Entries provided:
* * *

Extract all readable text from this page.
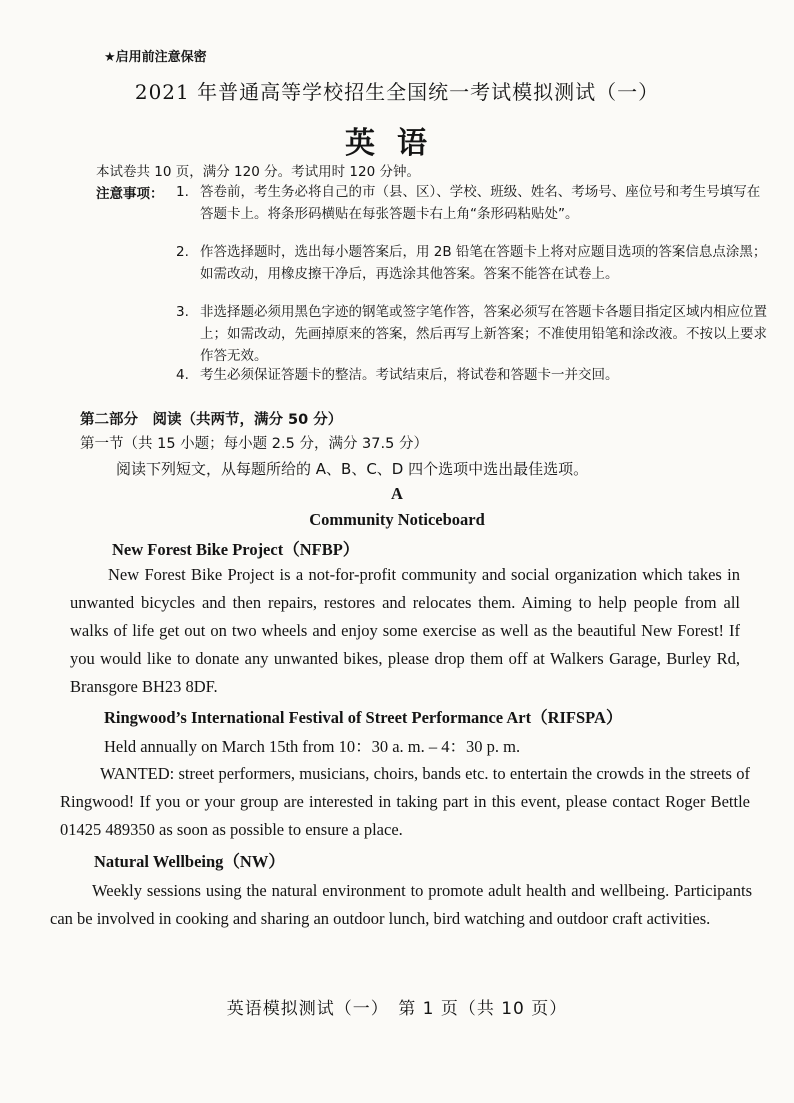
★启用前注意保密
2021 年普通高等学校招生全国统一考试模拟测试（一）
英语
本试卷共 10 页，满分 120 分。考试用时 120 分钟。
注意事项： 1. 答卷前，考生务必将自己的市（县、区）、学校、班级、姓名、考场号、座位号和考生号填写在答题卡上。将条形码横贴在每张答题卡右上角“条形码粘贴处”。
2. 作答选择题时，选出每小题答案后，用 2B 铅笔在答题卡上将对应题目选项的答案信息点涂黑；如需改动，用橡皮擦干净后，再选涂其他答案。答案不能答在试卷上。
3. 非选择题必须用黑色字迹的钢笔或签字笔作答，答案必须写在答题卡各题目指定区域内相应位置上；如需改动，先画掉原来的答案，然后再写上新答案；不准使用铅笔和涂改液。不按以上要求作答无效。
4. 考生必须保证答题卡的整洁。考试结束后，将试卷和答题卡一并交回。
第二部分　阅读（共两节，满分 50 分）
第一节（共 15 小题；每小题 2.5 分，满分 37.5 分）
阅读下列短文，从每题所给的 A、B、C、D 四个选项中选出最佳选项。
A
Community Noticeboard
New Forest Bike Project（NFBP）
New Forest Bike Project is a not-for-profit community and social organization which takes in unwanted bicycles and then repairs, restores and relocates them. Aiming to help people from all walks of life get out on two wheels and enjoy some exercise as well as the beautiful New Forest! If you would like to donate any unwanted bikes, please drop them off at Walkers Garage, Burley Rd, Bransgore BH23 8DF.
Ringwood’s International Festival of Street Performance Art（RIFSPA）
Held annually on March 15th from 10：30 a. m. – 4：30 p. m.
WANTED: street performers, musicians, choirs, bands etc. to entertain the crowds in the streets of Ringwood! If you or your group are interested in taking part in this event, please contact Roger Bettle 01425 489350 as soon as possible to ensure a place.
Natural Wellbeing（NW）
Weekly sessions using the natural environment to promote adult health and wellbeing. Participants can be involved in cooking and sharing an outdoor lunch, bird watching and outdoor craft activities.
英语模拟测试（一）　第 1 页（共 10 页）
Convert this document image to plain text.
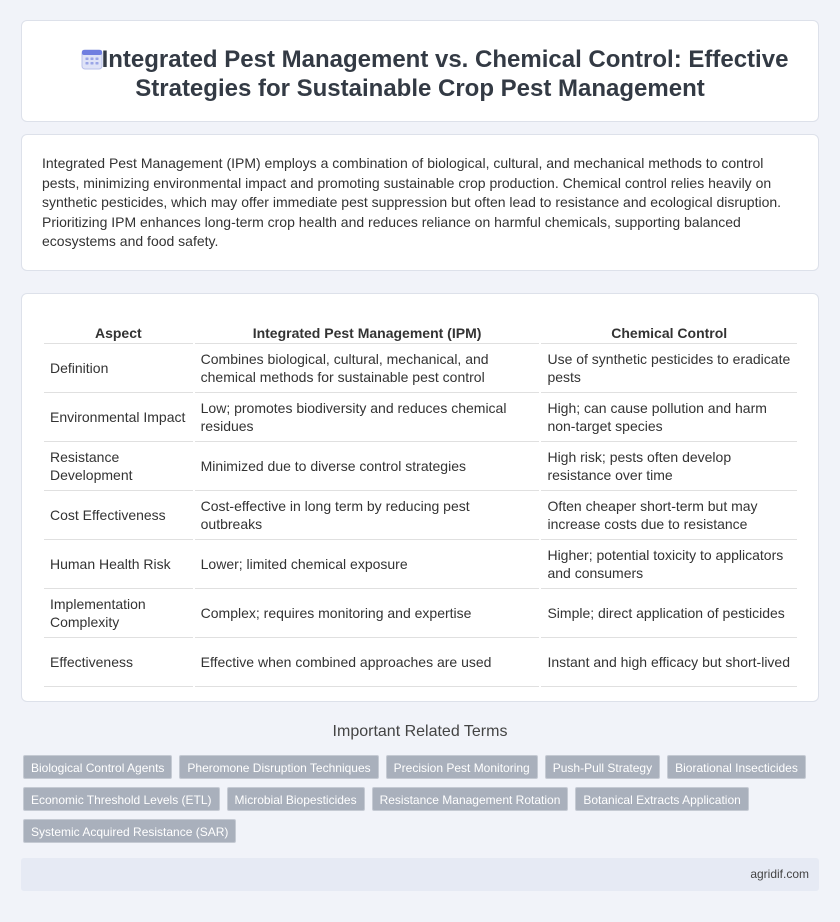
Integrated Pest Management vs. Chemical Control: Effective
Strategies for Sustainable Crop Pest Management

Integrated Pest Management (IPM) employs a combination of biological, cultural, and mechanical methods to control pests, minimizing environmental impact and promoting sustainable crop production. Chemical control relies heavily on synthetic pesticides, which may offer immediate pest suppression but often lead to resistance and ecological disruption. Prioritizing IPM enhances long-term crop health and reduces reliance on harmful chemicals, supporting balanced ecosystems and food safety.

Aspect	Integrated Pest Management (IPM)	Chemical Control
Definition	Combines biological, cultural, mechanical, and chemical methods for sustainable pest control	Use of synthetic pesticides to eradicate pests
Environmental Impact	Low; promotes biodiversity and reduces chemical residues	High; can cause pollution and harm non-target species
Resistance Development	Minimized due to diverse control strategies	High risk; pests often develop resistance over time
Cost Effectiveness	Cost-effective in long term by reducing pest outbreaks	Often cheaper short-term but may increase costs due to resistance
Human Health Risk	Lower; limited chemical exposure	Higher; potential toxicity to applicators and consumers
Implementation Complexity	Complex; requires monitoring and expertise	Simple; direct application of pesticides
Effectiveness	Effective when combined approaches are used	Instant and high efficacy but short-lived
Important Related Terms
Biological Control Agents	Pheromone Disruption Techniques	Precision Pest Monitoring	Push-Pull Strategy	Biorational Insecticides
Economic Threshold Levels (ETL)	Microbial Biopesticides	Resistance Management Rotation	Botanical Extracts Application
Systemic Acquired Resistance (SAR)
agridif.com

* * *

Stated exercise: Of the lines in this material, state how many hold the string "from". Write no other words.

Result of this exercise: 3